**TASK BRIEF:** Please give the listing again in its entirety, exactly as written.

**RECORD EXCERPTS:**
+---+
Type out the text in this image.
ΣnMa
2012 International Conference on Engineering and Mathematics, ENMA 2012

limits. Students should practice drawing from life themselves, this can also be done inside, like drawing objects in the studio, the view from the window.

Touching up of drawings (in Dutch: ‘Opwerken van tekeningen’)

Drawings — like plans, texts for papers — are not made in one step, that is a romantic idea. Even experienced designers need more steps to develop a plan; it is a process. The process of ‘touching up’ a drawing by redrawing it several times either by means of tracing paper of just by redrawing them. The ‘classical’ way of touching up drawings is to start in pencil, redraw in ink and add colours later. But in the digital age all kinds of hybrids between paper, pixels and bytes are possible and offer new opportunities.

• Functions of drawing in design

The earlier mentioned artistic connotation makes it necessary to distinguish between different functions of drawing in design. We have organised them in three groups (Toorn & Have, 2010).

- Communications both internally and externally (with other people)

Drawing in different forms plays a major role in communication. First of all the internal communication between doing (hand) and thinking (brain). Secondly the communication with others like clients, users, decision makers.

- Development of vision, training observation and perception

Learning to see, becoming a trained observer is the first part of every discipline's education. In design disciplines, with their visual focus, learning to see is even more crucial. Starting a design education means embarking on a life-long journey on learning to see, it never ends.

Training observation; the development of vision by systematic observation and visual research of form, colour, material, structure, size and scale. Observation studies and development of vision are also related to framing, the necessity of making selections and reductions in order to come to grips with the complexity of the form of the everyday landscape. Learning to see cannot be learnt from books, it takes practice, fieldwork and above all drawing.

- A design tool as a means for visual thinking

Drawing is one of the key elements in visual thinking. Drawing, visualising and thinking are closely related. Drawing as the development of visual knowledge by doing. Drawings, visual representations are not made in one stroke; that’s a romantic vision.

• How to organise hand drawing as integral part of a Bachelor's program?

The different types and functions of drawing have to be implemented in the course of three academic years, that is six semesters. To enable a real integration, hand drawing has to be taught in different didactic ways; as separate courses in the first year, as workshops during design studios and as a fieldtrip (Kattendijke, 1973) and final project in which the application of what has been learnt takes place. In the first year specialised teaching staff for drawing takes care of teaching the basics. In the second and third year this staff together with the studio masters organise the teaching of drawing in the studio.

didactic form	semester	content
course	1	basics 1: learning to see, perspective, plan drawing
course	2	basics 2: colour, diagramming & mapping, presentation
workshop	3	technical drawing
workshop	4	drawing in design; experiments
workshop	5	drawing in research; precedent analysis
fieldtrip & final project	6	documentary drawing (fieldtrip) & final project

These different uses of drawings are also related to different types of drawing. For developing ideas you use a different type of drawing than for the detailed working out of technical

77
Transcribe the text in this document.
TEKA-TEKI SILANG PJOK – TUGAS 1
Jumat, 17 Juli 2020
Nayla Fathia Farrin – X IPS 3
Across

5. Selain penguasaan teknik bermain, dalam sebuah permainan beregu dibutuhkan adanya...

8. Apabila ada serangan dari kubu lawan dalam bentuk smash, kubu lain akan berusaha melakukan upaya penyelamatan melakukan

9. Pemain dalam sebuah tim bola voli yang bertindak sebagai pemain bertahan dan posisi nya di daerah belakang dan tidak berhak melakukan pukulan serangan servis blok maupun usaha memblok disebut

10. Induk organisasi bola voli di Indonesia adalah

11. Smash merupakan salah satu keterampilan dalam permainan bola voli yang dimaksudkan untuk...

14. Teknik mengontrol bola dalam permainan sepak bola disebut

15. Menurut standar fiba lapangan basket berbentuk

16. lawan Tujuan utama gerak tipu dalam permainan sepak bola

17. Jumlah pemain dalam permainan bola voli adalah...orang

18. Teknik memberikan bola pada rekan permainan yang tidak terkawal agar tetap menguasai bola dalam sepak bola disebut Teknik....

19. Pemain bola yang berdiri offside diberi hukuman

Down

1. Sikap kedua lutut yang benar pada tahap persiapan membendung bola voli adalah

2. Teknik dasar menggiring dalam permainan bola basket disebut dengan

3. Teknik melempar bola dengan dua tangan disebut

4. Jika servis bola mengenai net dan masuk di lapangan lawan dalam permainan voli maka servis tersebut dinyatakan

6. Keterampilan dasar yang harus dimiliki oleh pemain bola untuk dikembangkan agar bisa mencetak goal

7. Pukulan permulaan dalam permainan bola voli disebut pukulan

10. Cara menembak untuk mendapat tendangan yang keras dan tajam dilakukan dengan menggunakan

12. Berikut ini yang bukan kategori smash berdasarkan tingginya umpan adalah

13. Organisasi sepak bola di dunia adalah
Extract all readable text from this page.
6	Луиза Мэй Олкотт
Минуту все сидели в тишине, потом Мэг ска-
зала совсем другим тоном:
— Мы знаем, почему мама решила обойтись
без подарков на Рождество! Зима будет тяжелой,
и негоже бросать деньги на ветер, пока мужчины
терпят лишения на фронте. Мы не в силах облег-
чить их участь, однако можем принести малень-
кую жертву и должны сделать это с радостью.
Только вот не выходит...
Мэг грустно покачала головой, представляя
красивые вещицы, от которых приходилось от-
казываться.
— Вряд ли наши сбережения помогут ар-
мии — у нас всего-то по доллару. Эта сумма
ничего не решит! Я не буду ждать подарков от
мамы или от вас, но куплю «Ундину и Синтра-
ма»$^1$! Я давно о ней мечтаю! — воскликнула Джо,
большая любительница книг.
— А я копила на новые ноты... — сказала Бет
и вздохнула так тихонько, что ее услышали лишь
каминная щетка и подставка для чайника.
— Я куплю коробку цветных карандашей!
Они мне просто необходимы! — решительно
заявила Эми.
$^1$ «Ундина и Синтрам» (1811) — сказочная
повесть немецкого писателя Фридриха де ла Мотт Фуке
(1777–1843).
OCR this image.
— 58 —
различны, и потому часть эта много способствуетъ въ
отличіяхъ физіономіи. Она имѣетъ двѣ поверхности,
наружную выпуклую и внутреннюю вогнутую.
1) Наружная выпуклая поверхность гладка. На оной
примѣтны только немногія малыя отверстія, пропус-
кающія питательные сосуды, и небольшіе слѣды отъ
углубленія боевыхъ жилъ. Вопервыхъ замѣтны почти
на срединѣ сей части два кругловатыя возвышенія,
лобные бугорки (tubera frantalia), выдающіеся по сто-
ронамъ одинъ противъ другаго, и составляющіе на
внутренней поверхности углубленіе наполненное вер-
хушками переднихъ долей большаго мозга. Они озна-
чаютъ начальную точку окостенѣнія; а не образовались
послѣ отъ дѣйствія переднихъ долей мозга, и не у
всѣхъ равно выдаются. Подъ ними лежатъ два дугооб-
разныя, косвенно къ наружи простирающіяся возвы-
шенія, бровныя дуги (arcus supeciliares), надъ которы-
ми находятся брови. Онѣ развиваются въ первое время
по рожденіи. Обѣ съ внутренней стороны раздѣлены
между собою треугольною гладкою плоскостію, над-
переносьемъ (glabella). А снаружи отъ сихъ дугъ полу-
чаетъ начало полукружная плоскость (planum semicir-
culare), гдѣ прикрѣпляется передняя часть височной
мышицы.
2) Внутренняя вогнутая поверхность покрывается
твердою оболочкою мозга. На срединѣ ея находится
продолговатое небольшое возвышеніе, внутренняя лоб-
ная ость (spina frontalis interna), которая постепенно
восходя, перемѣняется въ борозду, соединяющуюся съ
+---+
**RESPONSE TO THIS TASK:**
Type out the text in this image.
ΣnMa
2012 International Conference on Engineering and Mathematics, ENMA 2012

limits. Students should practice drawing from life themselves, this can also be done inside, like drawing objects in the studio, the view from the window.

Touching up of drawings (in Dutch: ‘Opwerken van tekeningen’)

Drawings — like plans, texts for papers — are not made in one step, that is a romantic idea. Even experienced designers need more steps to develop a plan; it is a process. The process of ‘touching up’ a drawing by redrawing it several times either by means of tracing paper of just by redrawing them. The ‘classical’ way of touching up drawings is to start in pencil, redraw in ink and add colours later. But in the digital age all kinds of hybrids between paper, pixels and bytes are possible and offer new opportunities.

• Functions of drawing in design

The earlier mentioned artistic connotation makes it necessary to distinguish between different functions of drawing in design. We have organised them in three groups (Toorn & Have, 2010).

- Communications both internally and externally (with other people)

Drawing in different forms plays a major role in communication. First of all the internal communication between doing (hand) and thinking (brain). Secondly the communication with others like clients, users, decision makers.

- Development of vision, training observation and perception

Learning to see, becoming a trained observer is the first part of every discipline's education. In design disciplines, with their visual focus, learning to see is even more crucial. Starting a design education means embarking on a life-long journey on learning to see, it never ends.

Training observation; the development of vision by systematic observation and visual research of form, colour, material, structure, size and scale. Observation studies and development of vision are also related to framing, the necessity of making selections and reductions in order to come to grips with the complexity of the form of the everyday landscape. Learning to see cannot be learnt from books, it takes practice, fieldwork and above all drawing.

- A design tool as a means for visual thinking

Drawing is one of the key elements in visual thinking. Drawing, visualising and thinking are closely related. Drawing as the development of visual knowledge by doing. Drawings, visual representations are not made in one stroke; that’s a romantic vision.

• How to organise hand drawing as integral part of a Bachelor's program?

The different types and functions of drawing have to be implemented in the course of three academic years, that is six semesters. To enable a real integration, hand drawing has to be taught in different didactic ways; as separate courses in the first year, as workshops during design studios and as a fieldtrip (Kattendijke, 1973) and final project in which the application of what has been learnt takes place. In the first year specialised teaching staff for drawing takes care of teaching the basics. In the second and third year this staff together with the studio masters organise the teaching of drawing in the studio.

didactic form	semester	content
course	1	basics 1: learning to see, perspective, plan drawing
course	2	basics 2: colour, diagramming & mapping, presentation
workshop	3	technical drawing
workshop	4	drawing in design; experiments
workshop	5	drawing in research; precedent analysis
fieldtrip & final project	6	documentary drawing (fieldtrip) & final project

These different uses of drawings are also related to different types of drawing. For developing ideas you use a different type of drawing than for the detailed working out of technical

77
Transcribe the text in this document.
TEKA-TEKI SILANG PJOK – TUGAS 1
Jumat, 17 Juli 2020
Nayla Fathia Farrin – X IPS 3
Across

5. Selain penguasaan teknik bermain, dalam sebuah permainan beregu dibutuhkan adanya...

8. Apabila ada serangan dari kubu lawan dalam bentuk smash, kubu lain akan berusaha melakukan upaya penyelamatan melakukan

9. Pemain dalam sebuah tim bola voli yang bertindak sebagai pemain bertahan dan posisi nya di daerah belakang dan tidak berhak melakukan pukulan serangan servis blok maupun usaha memblok disebut

10. Induk organisasi bola voli di Indonesia adalah

11. Smash merupakan salah satu keterampilan dalam permainan bola voli yang dimaksudkan untuk...

14. Teknik mengontrol bola dalam permainan sepak bola disebut

15. Menurut standar fiba lapangan basket berbentuk

16. lawan Tujuan utama gerak tipu dalam permainan sepak bola

17. Jumlah pemain dalam permainan bola voli adalah...orang

18. Teknik memberikan bola pada rekan permainan yang tidak terkawal agar tetap menguasai bola dalam sepak bola disebut Teknik....

19. Pemain bola yang berdiri offside diberi hukuman

Down

1. Sikap kedua lutut yang benar pada tahap persiapan membendung bola voli adalah

2. Teknik dasar menggiring dalam permainan bola basket disebut dengan

3. Teknik melempar bola dengan dua tangan disebut

4. Jika servis bola mengenai net dan masuk di lapangan lawan dalam permainan voli maka servis tersebut dinyatakan

6. Keterampilan dasar yang harus dimiliki oleh pemain bola untuk dikembangkan agar bisa mencetak goal

7. Pukulan permulaan dalam permainan bola voli disebut pukulan

10. Cara menembak untuk mendapat tendangan yang keras dan tajam dilakukan dengan menggunakan

12. Berikut ini yang bukan kategori smash berdasarkan tingginya umpan adalah

13. Organisasi sepak bola di dunia adalah
Extract all readable text from this page.
6	Луиза Мэй Олкотт
Минуту все сидели в тишине, потом Мэг ска-
зала совсем другим тоном:
— Мы знаем, почему мама решила обойтись
без подарков на Рождество! Зима будет тяжелой,
и негоже бросать деньги на ветер, пока мужчины
терпят лишения на фронте. Мы не в силах облег-
чить их участь, однако можем принести малень-
кую жертву и должны сделать это с радостью.
Только вот не выходит...
Мэг грустно покачала головой, представляя
красивые вещицы, от которых приходилось от-
казываться.
— Вряд ли наши сбережения помогут ар-
мии — у нас всего-то по доллару. Эта сумма
ничего не решит! Я не буду ждать подарков от
мамы или от вас, но куплю «Ундину и Синтра-
ма»$^1$! Я давно о ней мечтаю! — воскликнула Джо,
большая любительница книг.
— А я копила на новые ноты... — сказала Бет
и вздохнула так тихонько, что ее услышали лишь
каминная щетка и подставка для чайника.
— Я куплю коробку цветных карандашей!
Они мне просто необходимы! — решительно
заявила Эми.
$^1$ «Ундина и Синтрам» (1811) — сказочная
повесть немецкого писателя Фридриха де ла Мотт Фуке
(1777–1843).
OCR this image.
— 58 —
различны, и потому часть эта много способствуетъ въ
отличіяхъ физіономіи. Она имѣетъ двѣ поверхности,
наружную выпуклую и внутреннюю вогнутую.
1) Наружная выпуклая поверхность гладка. На оной
примѣтны только немногія малыя отверстія, пропус-
кающія питательные сосуды, и небольшіе слѣды отъ
углубленія боевыхъ жилъ. Вопервыхъ замѣтны почти
на срединѣ сей части два кругловатыя возвышенія,
лобные бугорки (tubera frantalia), выдающіеся по сто-
ронамъ одинъ противъ другаго, и составляющіе на
внутренней поверхности углубленіе наполненное вер-
хушками переднихъ долей большаго мозга. Они озна-
чаютъ начальную точку окостенѣнія; а не образовались
послѣ отъ дѣйствія переднихъ долей мозга, и не у
всѣхъ равно выдаются. Подъ ними лежатъ два дугооб-
разныя, косвенно къ наружи простирающіяся возвы-
шенія, бровныя дуги (arcus supeciliares), надъ которы-
ми находятся брови. Онѣ развиваются въ первое время
по рожденіи. Обѣ съ внутренней стороны раздѣлены
между собою треугольною гладкою плоскостію, над-
переносьемъ (glabella). А снаружи отъ сихъ дугъ полу-
чаетъ начало полукружная плоскость (planum semicir-
culare), гдѣ прикрѣпляется передняя часть височной
мышицы.
2) Внутренняя вогнутая поверхность покрывается
твердою оболочкою мозга. На срединѣ ея находится
продолговатое небольшое возвышеніе, внутренняя лоб-
ная ость (spina frontalis interna), которая постепенно
восходя, перемѣняется въ борозду, соединяющуюся съ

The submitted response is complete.